Return each line of the records holding the string "name".

* Start Provided records *

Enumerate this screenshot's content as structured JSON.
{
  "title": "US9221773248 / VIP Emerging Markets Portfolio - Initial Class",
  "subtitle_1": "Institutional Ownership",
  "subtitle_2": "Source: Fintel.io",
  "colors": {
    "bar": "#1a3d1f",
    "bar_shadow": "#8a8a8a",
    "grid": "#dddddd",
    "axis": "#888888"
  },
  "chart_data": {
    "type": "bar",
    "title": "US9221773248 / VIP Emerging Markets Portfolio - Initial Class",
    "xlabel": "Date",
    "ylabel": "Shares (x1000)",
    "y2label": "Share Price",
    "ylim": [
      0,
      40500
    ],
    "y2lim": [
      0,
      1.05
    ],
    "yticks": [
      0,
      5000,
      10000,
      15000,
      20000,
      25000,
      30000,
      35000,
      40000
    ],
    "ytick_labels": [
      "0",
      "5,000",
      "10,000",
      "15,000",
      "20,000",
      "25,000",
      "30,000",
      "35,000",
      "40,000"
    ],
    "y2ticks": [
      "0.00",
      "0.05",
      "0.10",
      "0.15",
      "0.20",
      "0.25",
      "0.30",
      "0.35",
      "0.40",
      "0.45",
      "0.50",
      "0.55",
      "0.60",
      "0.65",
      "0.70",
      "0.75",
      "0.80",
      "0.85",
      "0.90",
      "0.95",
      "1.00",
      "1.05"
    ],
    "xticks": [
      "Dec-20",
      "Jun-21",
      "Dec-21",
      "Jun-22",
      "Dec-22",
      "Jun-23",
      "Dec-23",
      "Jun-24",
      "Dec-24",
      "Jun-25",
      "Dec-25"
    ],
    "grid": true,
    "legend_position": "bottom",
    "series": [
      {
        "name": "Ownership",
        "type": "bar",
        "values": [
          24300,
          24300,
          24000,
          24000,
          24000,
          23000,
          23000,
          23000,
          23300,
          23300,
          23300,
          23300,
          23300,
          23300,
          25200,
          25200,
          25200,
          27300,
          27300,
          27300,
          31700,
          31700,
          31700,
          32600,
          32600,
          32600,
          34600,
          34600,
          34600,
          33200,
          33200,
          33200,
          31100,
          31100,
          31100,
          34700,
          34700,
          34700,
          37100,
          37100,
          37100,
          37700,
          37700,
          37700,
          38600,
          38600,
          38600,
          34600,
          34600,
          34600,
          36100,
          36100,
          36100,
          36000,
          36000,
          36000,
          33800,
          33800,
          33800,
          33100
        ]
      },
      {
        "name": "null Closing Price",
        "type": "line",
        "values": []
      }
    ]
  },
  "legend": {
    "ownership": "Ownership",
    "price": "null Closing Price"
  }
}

* End Provided records *

Expected output:
        "name": "Ownership",
        "name": "null Closing Price",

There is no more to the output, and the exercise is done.